• To be done
Make an exact copy of the records, dropping all pictures.
━━━━━━━━━━━━━━━━━━━━━━━━━━━━━━
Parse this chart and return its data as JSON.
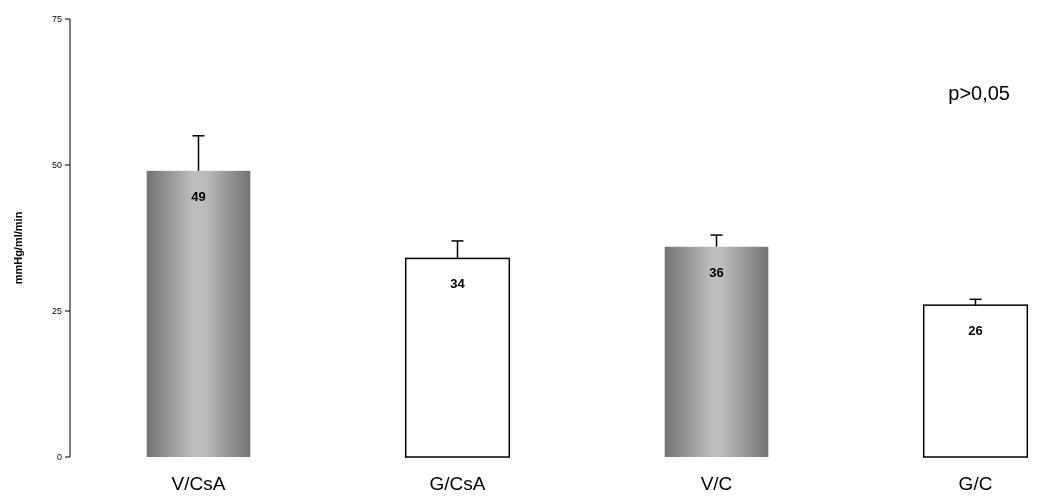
{
  "chart_data": {
    "type": "bar",
    "ylabel": "mmHg/ml/min",
    "categories": [
      "V/CsA",
      "G/CsA",
      "V/C",
      "G/C"
    ],
    "values": [
      49,
      34,
      36,
      26
    ],
    "colors": [
      "#bdbdbd",
      "#ffffff",
      "#bdbdbd",
      "#ffffff"
    ],
    "errors": [
      [
        49,
        55
      ],
      [
        34,
        37
      ],
      [
        36,
        38
      ],
      [
        26,
        27
      ]
    ],
    "ylim": [
      0,
      75
    ],
    "yticks": [
      0,
      25,
      50,
      75
    ],
    "data_labels": true,
    "annotations": [
      "p>0,05"
    ]
  }
}
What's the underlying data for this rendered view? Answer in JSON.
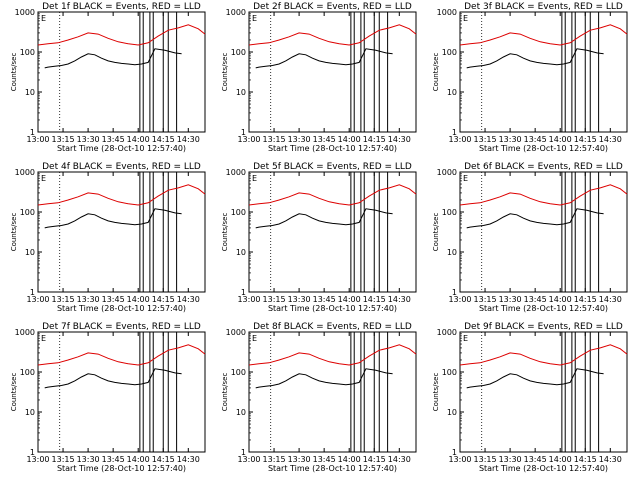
{
  "chart_data": [
    {
      "title": "Det 1f BLACK = Events, RED = LLD",
      "type": "line"
    },
    {
      "title": "Det 2f BLACK = Events, RED = LLD",
      "type": "line"
    },
    {
      "title": "Det 3f BLACK = Events, RED = LLD",
      "type": "line"
    },
    {
      "title": "Det 4f BLACK = Events, RED = LLD",
      "type": "line"
    },
    {
      "title": "Det 5f BLACK = Events, RED = LLD",
      "type": "line"
    },
    {
      "title": "Det 6f BLACK = Events, RED = LLD",
      "type": "line"
    },
    {
      "title": "Det 7f BLACK = Events, RED = LLD",
      "type": "line"
    },
    {
      "title": "Det 8f BLACK = Events, RED = LLD",
      "type": "line"
    },
    {
      "title": "Det 9f BLACK = Events, RED = LLD",
      "type": "line"
    }
  ],
  "common": {
    "type": "line",
    "ylabel": "Counts/sec",
    "xlabel": "Start Time (28-Oct-10 12:57:40)",
    "yscale": "log",
    "ylim": [
      1,
      1000
    ],
    "yticks": [
      1,
      10,
      100,
      1000
    ],
    "ytick_labels": [
      "1",
      "10",
      "100",
      "1000"
    ],
    "xlim_minutes": [
      780,
      880
    ],
    "xticks_minutes": [
      780,
      795,
      810,
      825,
      840,
      855,
      870
    ],
    "xtick_labels": [
      "13:00",
      "13:15",
      "13:30",
      "13:45",
      "14:00",
      "14:15",
      "14:30"
    ],
    "dotted_line_minute": 793,
    "series_colors": {
      "events": "#000000",
      "lld": "#dd0000"
    },
    "e_marker": "E",
    "series": [
      {
        "key": "events",
        "x_minutes": [
          784,
          786,
          790,
          794,
          798,
          802,
          806,
          810,
          814,
          818,
          822,
          826,
          830,
          834,
          838,
          842,
          846,
          850,
          856,
          862,
          866
        ],
        "values": [
          40,
          42,
          44,
          46,
          50,
          60,
          75,
          90,
          85,
          70,
          60,
          55,
          52,
          50,
          48,
          50,
          55,
          120,
          110,
          95,
          90
        ]
      },
      {
        "key": "lld",
        "x_minutes": [
          780,
          786,
          792,
          798,
          804,
          810,
          816,
          822,
          828,
          834,
          840,
          846,
          852,
          858,
          864,
          870,
          876,
          880
        ],
        "values": [
          150,
          160,
          170,
          200,
          240,
          300,
          280,
          220,
          180,
          160,
          150,
          170,
          250,
          350,
          400,
          480,
          380,
          280
        ]
      }
    ],
    "vertical_bars_minutes": [
      841,
      843,
      847,
      849,
      855,
      858,
      863
    ]
  }
}
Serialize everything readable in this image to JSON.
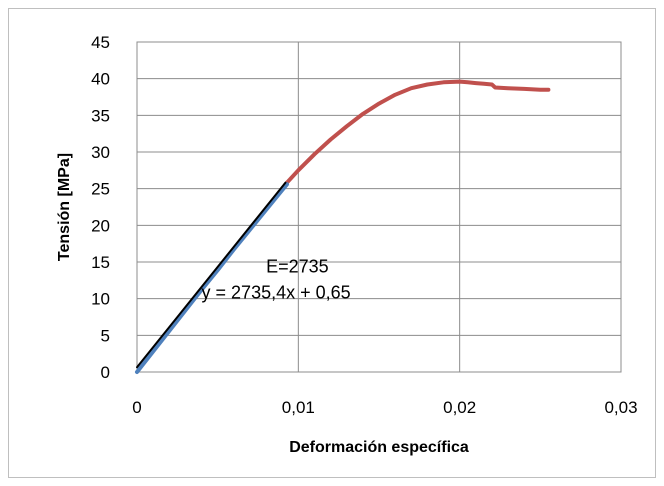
{
  "chart_data": {
    "type": "line",
    "title": "",
    "xlabel": "Deformación específica",
    "ylabel": "Tensión [MPa]",
    "xlim": [
      0,
      0.03
    ],
    "ylim": [
      0,
      45
    ],
    "x_ticks": [
      0,
      0.01,
      0.02,
      0.03
    ],
    "x_tick_labels": [
      "0",
      "0,01",
      "0,02",
      "0,03"
    ],
    "y_ticks": [
      0,
      5,
      10,
      15,
      20,
      25,
      30,
      35,
      40,
      45
    ],
    "y_tick_labels": [
      "0",
      "5",
      "10",
      "15",
      "20",
      "25",
      "30",
      "35",
      "40",
      "45"
    ],
    "grid": true,
    "legend": "none",
    "series": [
      {
        "color": "#c0504d",
        "x": [
          0.0092,
          0.01,
          0.011,
          0.012,
          0.013,
          0.014,
          0.015,
          0.016,
          0.017,
          0.018,
          0.019,
          0.02,
          0.0205,
          0.021,
          0.0215,
          0.022,
          0.0222,
          0.023,
          0.024,
          0.025,
          0.0255
        ],
        "y": [
          25.6,
          27.5,
          29.7,
          31.7,
          33.5,
          35.2,
          36.6,
          37.8,
          38.7,
          39.2,
          39.5,
          39.6,
          39.5,
          39.4,
          39.3,
          39.2,
          38.8,
          38.7,
          38.6,
          38.5,
          38.5
        ]
      },
      {
        "color": "#4f81bd",
        "x": [
          0.0,
          0.001,
          0.002,
          0.003,
          0.004,
          0.005,
          0.006,
          0.007,
          0.008,
          0.009,
          0.0093
        ],
        "y": [
          0.0,
          2.8,
          5.6,
          8.4,
          11.2,
          13.9,
          16.7,
          19.4,
          22.1,
          24.8,
          25.6
        ]
      },
      {
        "color": "#000000",
        "x": [
          0.0,
          0.0092
        ],
        "y": [
          0.65,
          25.81
        ]
      }
    ],
    "annotations": [
      {
        "text": "E=2735",
        "x": 0.008,
        "y": 13.6
      },
      {
        "text": "y = 2735,4x + 0,65",
        "x": 0.004,
        "y": 10.0
      }
    ]
  }
}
━━━━━━━━━━━━━━━━━━━━━━━━━━━━━━
• Completed exercise
Parse this chart and return its data as JSON.
{
  "chart_data": {
    "type": "bar",
    "ylabel": "mmHg/ml/min",
    "categories": [
      "V/CsA",
      "G/CsA",
      "V/C",
      "G/C"
    ],
    "values": [
      49,
      34,
      36,
      26
    ],
    "colors": [
      "#bdbdbd",
      "#ffffff",
      "#bdbdbd",
      "#ffffff"
    ],
    "errors": [
      [
        49,
        55
      ],
      [
        34,
        37
      ],
      [
        36,
        38
      ],
      [
        26,
        27
      ]
    ],
    "ylim": [
      0,
      75
    ],
    "yticks": [
      0,
      25,
      50,
      75
    ],
    "data_labels": true,
    "annotations": [
      "p>0,05"
    ]
  }
}
What's the underlying data for this rendered view? Answer in JSON.
{
  "chart_data": [
    {
      "title": "Det 1f BLACK = Events, RED = LLD",
      "type": "line"
    },
    {
      "title": "Det 2f BLACK = Events, RED = LLD",
      "type": "line"
    },
    {
      "title": "Det 3f BLACK = Events, RED = LLD",
      "type": "line"
    },
    {
      "title": "Det 4f BLACK = Events, RED = LLD",
      "type": "line"
    },
    {
      "title": "Det 5f BLACK = Events, RED = LLD",
      "type": "line"
    },
    {
      "title": "Det 6f BLACK = Events, RED = LLD",
      "type": "line"
    },
    {
      "title": "Det 7f BLACK = Events, RED = LLD",
      "type": "line"
    },
    {
      "title": "Det 8f BLACK = Events, RED = LLD",
      "type": "line"
    },
    {
      "title": "Det 9f BLACK = Events, RED = LLD",
      "type": "line"
    }
  ],
  "common": {
    "type": "line",
    "ylabel": "Counts/sec",
    "xlabel": "Start Time (28-Oct-10 12:57:40)",
    "yscale": "log",
    "ylim": [
      1,
      1000
    ],
    "yticks": [
      1,
      10,
      100,
      1000
    ],
    "ytick_labels": [
      "1",
      "10",
      "100",
      "1000"
    ],
    "xlim_minutes": [
      780,
      880
    ],
    "xticks_minutes": [
      780,
      795,
      810,
      825,
      840,
      855,
      870
    ],
    "xtick_labels": [
      "13:00",
      "13:15",
      "13:30",
      "13:45",
      "14:00",
      "14:15",
      "14:30"
    ],
    "dotted_line_minute": 793,
    "series_colors": {
      "events": "#000000",
      "lld": "#dd0000"
    },
    "e_marker": "E",
    "series": [
      {
        "key": "events",
        "x_minutes": [
          784,
          786,
          790,
          794,
          798,
          802,
          806,
          810,
          814,
          818,
          822,
          826,
          830,
          834,
          838,
          842,
          846,
          850,
          856,
          862,
          866
        ],
        "values": [
          40,
          42,
          44,
          46,
          50,
          60,
          75,
          90,
          85,
          70,
          60,
          55,
          52,
          50,
          48,
          50,
          55,
          120,
          110,
          95,
          90
        ]
      },
      {
        "key": "lld",
        "x_minutes": [
          780,
          786,
          792,
          798,
          804,
          810,
          816,
          822,
          828,
          834,
          840,
          846,
          852,
          858,
          864,
          870,
          876,
          880
        ],
        "values": [
          150,
          160,
          170,
          200,
          240,
          300,
          280,
          220,
          180,
          160,
          150,
          170,
          250,
          350,
          400,
          480,
          380,
          280
        ]
      }
    ],
    "vertical_bars_minutes": [
      841,
      843,
      847,
      849,
      855,
      858,
      863
    ]
  }
}
Serialize everything readable in this image to JSON.
{
  "chart_data": {
    "type": "line",
    "title": "",
    "xlabel": "Deformación específica",
    "ylabel": "Tensión [MPa]",
    "xlim": [
      0,
      0.03
    ],
    "ylim": [
      0,
      45
    ],
    "x_ticks": [
      0,
      0.01,
      0.02,
      0.03
    ],
    "x_tick_labels": [
      "0",
      "0,01",
      "0,02",
      "0,03"
    ],
    "y_ticks": [
      0,
      5,
      10,
      15,
      20,
      25,
      30,
      35,
      40,
      45
    ],
    "y_tick_labels": [
      "0",
      "5",
      "10",
      "15",
      "20",
      "25",
      "30",
      "35",
      "40",
      "45"
    ],
    "grid": true,
    "legend": "none",
    "series": [
      {
        "color": "#c0504d",
        "x": [
          0.0092,
          0.01,
          0.011,
          0.012,
          0.013,
          0.014,
          0.015,
          0.016,
          0.017,
          0.018,
          0.019,
          0.02,
          0.0205,
          0.021,
          0.0215,
          0.022,
          0.0222,
          0.023,
          0.024,
          0.025,
          0.0255
        ],
        "y": [
          25.6,
          27.5,
          29.7,
          31.7,
          33.5,
          35.2,
          36.6,
          37.8,
          38.7,
          39.2,
          39.5,
          39.6,
          39.5,
          39.4,
          39.3,
          39.2,
          38.8,
          38.7,
          38.6,
          38.5,
          38.5
        ]
      },
      {
        "color": "#4f81bd",
        "x": [
          0.0,
          0.001,
          0.002,
          0.003,
          0.004,
          0.005,
          0.006,
          0.007,
          0.008,
          0.009,
          0.0093
        ],
        "y": [
          0.0,
          2.8,
          5.6,
          8.4,
          11.2,
          13.9,
          16.7,
          19.4,
          22.1,
          24.8,
          25.6
        ]
      },
      {
        "color": "#000000",
        "x": [
          0.0,
          0.0092
        ],
        "y": [
          0.65,
          25.81
        ]
      }
    ],
    "annotations": [
      {
        "text": "E=2735",
        "x": 0.008,
        "y": 13.6
      },
      {
        "text": "y = 2735,4x + 0,65",
        "x": 0.004,
        "y": 10.0
      }
    ]
  }
}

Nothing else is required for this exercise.